▸ Exercise task
Could you extract every line from the start of the records through the line containing "chapter-heading: 第二章 资源储量及服务年限核查", including both ends, and reproduce them word for word?

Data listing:

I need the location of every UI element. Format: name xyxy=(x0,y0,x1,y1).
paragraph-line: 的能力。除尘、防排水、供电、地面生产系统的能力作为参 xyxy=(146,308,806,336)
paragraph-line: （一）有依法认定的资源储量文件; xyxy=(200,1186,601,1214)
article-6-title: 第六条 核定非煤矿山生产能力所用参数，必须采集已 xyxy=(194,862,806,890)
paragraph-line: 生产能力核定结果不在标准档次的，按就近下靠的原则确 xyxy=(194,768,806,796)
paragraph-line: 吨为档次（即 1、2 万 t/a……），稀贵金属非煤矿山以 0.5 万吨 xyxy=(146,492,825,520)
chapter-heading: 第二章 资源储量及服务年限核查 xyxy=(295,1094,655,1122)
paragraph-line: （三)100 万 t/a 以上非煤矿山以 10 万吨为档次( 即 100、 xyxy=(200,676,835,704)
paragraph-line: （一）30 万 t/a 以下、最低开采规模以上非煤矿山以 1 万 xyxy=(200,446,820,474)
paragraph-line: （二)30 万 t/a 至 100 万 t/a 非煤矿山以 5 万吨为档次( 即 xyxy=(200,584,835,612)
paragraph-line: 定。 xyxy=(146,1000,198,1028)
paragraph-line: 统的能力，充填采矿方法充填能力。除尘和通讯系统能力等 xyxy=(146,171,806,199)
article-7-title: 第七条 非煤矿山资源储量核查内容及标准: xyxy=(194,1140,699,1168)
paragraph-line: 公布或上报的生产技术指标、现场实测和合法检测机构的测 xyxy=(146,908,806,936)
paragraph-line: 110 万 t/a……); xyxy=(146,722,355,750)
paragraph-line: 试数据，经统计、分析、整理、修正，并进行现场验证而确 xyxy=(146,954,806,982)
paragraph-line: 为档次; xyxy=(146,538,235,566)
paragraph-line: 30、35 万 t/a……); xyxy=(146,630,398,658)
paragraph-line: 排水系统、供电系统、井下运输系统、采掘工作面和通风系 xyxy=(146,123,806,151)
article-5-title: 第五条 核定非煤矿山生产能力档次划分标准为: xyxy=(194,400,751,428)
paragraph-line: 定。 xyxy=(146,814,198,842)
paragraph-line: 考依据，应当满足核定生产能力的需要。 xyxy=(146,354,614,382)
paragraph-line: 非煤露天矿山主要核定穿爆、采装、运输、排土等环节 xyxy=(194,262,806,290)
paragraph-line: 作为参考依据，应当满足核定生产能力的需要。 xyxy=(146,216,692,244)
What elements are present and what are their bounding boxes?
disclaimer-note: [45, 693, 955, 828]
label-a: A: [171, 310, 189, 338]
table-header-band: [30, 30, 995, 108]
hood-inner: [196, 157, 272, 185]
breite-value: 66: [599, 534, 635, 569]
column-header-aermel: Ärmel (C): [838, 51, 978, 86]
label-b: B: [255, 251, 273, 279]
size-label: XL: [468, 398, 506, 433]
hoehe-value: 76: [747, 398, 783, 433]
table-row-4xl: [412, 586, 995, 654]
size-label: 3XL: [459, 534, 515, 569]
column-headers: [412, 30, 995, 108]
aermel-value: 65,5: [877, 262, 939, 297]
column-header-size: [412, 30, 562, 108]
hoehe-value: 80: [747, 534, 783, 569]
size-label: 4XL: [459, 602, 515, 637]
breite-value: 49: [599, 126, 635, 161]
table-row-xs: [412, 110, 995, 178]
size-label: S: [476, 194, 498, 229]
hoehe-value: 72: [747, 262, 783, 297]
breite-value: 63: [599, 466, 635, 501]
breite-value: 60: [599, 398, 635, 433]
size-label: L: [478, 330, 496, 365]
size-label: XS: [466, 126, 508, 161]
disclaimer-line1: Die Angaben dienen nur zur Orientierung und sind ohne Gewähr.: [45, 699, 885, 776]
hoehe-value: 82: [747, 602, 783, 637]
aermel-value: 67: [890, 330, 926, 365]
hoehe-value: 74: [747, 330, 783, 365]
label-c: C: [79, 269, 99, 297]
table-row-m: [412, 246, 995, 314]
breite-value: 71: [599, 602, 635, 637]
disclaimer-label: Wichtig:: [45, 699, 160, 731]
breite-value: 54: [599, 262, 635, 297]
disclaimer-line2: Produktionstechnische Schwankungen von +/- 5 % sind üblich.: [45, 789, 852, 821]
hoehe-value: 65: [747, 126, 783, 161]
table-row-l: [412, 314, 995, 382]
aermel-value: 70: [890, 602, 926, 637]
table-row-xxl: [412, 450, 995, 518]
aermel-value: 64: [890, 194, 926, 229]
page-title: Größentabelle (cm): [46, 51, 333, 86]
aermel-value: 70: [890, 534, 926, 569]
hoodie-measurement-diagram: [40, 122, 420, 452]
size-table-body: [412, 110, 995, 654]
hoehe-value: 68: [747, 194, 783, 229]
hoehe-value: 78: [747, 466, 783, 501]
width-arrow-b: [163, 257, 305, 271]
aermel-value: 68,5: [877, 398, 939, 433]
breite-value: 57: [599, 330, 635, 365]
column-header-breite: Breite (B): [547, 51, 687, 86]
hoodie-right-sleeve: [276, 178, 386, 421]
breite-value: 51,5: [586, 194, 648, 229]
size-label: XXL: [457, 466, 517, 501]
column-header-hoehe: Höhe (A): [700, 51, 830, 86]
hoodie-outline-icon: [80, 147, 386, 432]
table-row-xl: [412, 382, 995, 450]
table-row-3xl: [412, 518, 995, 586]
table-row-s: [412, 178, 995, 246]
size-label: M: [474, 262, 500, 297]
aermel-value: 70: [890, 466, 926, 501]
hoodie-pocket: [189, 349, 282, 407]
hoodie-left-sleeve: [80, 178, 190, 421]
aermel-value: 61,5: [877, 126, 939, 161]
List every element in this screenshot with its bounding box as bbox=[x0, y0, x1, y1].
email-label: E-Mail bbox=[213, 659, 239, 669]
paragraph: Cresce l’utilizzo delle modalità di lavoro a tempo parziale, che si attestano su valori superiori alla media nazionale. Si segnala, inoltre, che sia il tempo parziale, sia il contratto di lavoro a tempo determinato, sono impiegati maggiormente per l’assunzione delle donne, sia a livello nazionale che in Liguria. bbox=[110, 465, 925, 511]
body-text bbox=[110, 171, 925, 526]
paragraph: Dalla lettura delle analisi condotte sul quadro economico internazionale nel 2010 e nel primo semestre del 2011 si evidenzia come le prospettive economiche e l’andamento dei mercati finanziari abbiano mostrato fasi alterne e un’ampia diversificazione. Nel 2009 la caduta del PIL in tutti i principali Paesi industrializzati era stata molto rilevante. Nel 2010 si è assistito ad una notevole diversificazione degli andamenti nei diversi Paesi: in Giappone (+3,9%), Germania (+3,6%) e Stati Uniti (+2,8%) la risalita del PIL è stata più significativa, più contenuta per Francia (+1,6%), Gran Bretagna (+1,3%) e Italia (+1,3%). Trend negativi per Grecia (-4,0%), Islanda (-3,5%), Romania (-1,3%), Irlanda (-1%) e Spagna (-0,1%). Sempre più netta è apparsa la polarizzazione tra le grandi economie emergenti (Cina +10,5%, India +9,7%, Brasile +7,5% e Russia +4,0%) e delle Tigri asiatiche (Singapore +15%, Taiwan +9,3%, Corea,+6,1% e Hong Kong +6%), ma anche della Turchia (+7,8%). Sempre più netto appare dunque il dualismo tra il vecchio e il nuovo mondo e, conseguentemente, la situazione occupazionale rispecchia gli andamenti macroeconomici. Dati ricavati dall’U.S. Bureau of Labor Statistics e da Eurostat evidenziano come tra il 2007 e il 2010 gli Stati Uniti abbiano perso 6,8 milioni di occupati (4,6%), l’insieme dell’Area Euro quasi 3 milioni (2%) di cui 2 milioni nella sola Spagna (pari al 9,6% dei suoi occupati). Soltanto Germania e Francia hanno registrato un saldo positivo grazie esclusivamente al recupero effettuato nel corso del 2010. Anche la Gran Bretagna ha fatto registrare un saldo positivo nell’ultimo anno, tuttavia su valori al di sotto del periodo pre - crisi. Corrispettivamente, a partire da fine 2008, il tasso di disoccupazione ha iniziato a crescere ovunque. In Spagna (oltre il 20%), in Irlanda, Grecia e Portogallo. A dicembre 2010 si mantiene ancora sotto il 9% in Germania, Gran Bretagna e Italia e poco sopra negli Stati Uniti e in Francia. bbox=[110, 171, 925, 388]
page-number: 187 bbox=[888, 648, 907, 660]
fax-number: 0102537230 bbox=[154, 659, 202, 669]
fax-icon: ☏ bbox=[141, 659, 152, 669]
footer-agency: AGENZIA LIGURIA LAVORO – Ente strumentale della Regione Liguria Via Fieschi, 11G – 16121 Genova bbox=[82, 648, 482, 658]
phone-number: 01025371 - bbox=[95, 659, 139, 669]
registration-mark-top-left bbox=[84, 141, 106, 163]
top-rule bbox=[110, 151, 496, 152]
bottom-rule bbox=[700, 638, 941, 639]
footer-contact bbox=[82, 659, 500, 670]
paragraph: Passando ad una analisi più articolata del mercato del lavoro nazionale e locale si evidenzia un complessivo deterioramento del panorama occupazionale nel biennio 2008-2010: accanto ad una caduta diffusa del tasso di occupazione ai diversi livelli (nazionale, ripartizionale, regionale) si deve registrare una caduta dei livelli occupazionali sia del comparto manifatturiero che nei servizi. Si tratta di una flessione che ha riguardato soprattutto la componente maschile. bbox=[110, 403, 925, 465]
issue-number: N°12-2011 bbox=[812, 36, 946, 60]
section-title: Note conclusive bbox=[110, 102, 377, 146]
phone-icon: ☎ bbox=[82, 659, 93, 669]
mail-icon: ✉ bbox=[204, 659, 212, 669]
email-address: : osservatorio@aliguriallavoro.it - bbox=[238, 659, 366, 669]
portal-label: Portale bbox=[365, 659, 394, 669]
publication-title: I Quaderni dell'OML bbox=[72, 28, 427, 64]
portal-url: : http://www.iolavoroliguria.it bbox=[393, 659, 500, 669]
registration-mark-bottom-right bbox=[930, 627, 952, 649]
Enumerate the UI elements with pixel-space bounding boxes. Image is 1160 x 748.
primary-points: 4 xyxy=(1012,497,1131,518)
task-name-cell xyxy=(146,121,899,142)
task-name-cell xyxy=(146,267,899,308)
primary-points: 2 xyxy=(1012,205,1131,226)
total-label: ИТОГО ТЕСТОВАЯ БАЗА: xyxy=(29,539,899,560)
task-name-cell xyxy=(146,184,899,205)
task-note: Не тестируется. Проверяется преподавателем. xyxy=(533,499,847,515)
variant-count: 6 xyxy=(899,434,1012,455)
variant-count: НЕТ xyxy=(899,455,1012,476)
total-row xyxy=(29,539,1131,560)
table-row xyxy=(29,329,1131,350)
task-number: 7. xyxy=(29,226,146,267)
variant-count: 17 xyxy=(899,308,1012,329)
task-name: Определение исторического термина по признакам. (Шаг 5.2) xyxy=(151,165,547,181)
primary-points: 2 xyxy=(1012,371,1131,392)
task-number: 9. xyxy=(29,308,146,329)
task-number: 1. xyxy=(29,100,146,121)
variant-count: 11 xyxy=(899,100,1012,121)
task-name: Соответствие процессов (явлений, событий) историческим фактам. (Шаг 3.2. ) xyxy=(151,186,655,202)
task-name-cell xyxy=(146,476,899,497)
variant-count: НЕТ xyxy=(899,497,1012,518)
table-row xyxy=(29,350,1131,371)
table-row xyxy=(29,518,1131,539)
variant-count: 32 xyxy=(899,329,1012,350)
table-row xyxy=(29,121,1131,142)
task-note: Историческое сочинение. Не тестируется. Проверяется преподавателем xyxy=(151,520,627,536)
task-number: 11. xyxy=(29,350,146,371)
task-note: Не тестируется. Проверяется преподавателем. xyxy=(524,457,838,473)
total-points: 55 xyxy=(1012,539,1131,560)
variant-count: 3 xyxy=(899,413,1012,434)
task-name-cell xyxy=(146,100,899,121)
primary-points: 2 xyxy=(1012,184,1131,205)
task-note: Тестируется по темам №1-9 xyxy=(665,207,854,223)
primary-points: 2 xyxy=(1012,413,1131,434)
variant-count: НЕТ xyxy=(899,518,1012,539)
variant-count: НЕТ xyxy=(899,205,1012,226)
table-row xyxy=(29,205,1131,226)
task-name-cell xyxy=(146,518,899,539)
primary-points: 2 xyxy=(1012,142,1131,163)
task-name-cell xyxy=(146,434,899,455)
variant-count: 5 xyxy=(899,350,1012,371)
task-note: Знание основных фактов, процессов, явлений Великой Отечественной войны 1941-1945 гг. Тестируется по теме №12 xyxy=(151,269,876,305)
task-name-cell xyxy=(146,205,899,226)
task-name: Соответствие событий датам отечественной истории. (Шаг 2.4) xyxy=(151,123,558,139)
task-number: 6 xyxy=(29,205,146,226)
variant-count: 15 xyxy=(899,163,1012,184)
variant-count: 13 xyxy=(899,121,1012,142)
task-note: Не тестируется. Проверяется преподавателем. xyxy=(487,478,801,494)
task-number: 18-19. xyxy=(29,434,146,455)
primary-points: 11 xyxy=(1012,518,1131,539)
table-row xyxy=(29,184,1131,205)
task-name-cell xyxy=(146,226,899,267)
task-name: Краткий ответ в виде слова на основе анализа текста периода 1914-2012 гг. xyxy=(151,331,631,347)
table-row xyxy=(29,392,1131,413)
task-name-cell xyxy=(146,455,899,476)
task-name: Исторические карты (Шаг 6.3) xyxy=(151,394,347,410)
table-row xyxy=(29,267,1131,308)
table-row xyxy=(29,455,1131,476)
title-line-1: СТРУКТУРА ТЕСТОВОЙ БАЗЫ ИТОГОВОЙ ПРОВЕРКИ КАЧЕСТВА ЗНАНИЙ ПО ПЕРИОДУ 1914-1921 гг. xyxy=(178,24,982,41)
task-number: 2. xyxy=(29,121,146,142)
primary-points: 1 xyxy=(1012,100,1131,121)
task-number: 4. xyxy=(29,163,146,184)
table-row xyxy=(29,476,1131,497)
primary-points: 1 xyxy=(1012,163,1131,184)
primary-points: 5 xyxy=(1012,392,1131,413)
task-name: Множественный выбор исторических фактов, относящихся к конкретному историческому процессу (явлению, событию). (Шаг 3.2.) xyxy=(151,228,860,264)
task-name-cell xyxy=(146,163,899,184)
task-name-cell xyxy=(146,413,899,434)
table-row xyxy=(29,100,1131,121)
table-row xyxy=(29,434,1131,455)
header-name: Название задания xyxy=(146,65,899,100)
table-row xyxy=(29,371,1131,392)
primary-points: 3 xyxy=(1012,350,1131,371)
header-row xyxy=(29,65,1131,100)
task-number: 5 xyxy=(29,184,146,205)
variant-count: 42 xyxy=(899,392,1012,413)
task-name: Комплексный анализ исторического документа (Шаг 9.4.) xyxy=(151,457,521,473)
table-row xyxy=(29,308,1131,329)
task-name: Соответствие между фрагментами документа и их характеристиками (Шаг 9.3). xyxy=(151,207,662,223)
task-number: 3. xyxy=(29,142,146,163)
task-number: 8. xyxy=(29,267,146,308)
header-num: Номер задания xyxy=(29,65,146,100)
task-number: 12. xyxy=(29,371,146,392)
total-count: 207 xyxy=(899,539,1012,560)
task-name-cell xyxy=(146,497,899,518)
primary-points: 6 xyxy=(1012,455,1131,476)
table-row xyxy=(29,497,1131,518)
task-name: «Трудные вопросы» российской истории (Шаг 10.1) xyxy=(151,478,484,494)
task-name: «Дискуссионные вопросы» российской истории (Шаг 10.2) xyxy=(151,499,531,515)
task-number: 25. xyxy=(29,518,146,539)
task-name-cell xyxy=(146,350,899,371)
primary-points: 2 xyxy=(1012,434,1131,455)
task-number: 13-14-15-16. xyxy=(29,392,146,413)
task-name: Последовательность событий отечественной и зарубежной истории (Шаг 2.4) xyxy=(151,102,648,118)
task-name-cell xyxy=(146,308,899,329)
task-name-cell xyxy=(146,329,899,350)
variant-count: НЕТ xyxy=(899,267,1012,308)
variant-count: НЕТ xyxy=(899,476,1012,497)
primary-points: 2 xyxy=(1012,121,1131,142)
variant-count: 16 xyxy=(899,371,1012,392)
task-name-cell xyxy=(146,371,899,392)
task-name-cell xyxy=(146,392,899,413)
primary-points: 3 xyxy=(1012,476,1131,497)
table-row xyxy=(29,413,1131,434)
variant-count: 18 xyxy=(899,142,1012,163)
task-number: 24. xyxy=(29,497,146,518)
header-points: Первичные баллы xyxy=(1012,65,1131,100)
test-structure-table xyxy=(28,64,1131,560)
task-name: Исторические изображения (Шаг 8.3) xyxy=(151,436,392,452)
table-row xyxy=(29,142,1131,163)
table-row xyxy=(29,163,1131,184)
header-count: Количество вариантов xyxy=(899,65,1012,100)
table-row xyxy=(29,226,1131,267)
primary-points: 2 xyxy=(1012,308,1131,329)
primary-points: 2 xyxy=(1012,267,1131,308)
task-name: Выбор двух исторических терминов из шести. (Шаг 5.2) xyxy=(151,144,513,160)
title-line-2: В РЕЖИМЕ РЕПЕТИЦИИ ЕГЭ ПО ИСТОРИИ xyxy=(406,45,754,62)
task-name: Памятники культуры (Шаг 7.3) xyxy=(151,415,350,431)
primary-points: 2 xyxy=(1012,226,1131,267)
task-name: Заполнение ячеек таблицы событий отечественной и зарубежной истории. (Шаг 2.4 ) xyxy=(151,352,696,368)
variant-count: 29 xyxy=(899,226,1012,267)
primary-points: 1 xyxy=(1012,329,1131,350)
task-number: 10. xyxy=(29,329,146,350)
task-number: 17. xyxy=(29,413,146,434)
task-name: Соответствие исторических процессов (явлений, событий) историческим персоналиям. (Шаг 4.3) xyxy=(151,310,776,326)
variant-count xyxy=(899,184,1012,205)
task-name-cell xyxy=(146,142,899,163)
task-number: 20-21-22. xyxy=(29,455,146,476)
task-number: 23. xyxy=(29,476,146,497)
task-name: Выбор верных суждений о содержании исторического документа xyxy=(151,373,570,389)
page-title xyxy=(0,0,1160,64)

▸ Answer below
I need the location of every UI element. Format: name xyxy=(x0,y0,x1,y1).
paragraph-line: 的能力。除尘、防排水、供电、地面生产系统的能力作为参 xyxy=(146,308,806,336)
paragraph-line: （一）有依法认定的资源储量文件; xyxy=(200,1186,601,1214)
article-6-title: 第六条 核定非煤矿山生产能力所用参数，必须采集已 xyxy=(194,862,806,890)
paragraph-line: 生产能力核定结果不在标准档次的，按就近下靠的原则确 xyxy=(194,768,806,796)
paragraph-line: 吨为档次（即 1、2 万 t/a……），稀贵金属非煤矿山以 0.5 万吨 xyxy=(146,492,825,520)
chapter-heading: 第二章 资源储量及服务年限核查 xyxy=(295,1094,655,1122)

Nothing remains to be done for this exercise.